● **Exercise**
Show each line that has the string "days" in it.

● **Supplied material**
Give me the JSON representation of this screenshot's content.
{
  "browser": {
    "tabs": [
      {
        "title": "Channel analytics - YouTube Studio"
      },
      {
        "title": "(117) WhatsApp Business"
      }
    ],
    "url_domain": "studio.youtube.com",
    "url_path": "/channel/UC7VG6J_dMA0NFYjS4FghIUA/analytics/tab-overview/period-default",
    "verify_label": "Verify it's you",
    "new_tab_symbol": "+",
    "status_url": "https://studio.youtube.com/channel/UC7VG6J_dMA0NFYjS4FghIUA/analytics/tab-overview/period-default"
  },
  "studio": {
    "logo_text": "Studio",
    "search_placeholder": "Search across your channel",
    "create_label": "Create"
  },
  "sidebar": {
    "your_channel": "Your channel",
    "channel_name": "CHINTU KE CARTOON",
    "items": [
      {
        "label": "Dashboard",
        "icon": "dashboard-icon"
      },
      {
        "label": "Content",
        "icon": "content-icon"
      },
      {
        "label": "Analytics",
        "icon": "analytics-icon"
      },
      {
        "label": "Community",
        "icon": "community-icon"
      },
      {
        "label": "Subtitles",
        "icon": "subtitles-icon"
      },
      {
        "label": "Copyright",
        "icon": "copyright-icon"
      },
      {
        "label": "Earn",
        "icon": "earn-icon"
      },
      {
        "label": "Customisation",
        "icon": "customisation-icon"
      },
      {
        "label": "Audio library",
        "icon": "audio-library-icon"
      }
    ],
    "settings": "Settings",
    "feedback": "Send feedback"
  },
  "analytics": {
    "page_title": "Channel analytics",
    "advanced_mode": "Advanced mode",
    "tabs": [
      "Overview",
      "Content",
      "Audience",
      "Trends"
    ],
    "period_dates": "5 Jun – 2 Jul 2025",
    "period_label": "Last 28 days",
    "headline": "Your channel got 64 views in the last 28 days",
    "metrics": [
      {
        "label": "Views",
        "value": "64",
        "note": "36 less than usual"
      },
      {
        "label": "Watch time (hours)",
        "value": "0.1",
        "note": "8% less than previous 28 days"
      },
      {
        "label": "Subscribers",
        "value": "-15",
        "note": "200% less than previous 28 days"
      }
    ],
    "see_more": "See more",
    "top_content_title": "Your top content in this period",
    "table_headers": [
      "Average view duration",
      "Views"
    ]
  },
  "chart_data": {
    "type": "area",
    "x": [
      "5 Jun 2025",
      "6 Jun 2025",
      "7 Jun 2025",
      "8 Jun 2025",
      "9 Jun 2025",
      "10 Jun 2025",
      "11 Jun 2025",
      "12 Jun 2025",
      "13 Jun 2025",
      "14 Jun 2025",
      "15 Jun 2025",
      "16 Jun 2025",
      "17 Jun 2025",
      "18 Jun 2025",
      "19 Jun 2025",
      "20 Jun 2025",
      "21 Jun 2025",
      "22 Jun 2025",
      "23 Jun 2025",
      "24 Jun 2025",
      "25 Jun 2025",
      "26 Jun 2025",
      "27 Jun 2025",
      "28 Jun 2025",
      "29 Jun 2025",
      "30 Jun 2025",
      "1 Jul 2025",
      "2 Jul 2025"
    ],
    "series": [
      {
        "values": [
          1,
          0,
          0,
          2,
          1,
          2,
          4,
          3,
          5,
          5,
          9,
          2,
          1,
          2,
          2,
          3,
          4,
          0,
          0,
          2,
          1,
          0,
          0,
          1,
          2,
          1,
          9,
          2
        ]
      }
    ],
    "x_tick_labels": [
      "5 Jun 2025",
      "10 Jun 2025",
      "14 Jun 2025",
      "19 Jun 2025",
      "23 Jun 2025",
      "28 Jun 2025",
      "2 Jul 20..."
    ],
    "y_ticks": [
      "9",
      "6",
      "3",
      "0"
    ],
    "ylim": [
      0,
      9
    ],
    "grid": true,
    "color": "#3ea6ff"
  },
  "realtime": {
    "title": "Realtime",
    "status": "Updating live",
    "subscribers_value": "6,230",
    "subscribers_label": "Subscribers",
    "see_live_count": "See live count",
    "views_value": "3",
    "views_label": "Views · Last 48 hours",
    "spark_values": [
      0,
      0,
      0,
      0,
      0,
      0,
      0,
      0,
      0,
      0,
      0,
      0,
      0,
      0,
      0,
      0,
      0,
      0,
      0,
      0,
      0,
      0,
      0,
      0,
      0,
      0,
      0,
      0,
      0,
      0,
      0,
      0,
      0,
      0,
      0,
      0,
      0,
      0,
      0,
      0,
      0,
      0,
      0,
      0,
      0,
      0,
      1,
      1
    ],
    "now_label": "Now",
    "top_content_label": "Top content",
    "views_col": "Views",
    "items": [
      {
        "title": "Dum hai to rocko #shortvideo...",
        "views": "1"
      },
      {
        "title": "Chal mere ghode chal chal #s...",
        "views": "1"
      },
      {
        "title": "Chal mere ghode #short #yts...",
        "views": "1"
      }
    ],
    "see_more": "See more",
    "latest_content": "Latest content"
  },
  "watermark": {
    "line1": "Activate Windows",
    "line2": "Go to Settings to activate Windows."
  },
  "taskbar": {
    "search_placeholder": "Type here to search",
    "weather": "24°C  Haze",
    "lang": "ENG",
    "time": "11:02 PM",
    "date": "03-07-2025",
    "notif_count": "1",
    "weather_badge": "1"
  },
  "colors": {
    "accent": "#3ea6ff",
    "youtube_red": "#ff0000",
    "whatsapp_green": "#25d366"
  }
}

● **Response to this task**
    "period_label": "Last 28 days",
    "headline": "Your channel got 64 views in the last 28 days",
        "note": "8% less than previous 28 days"
        "note": "200% less than previous 28 days"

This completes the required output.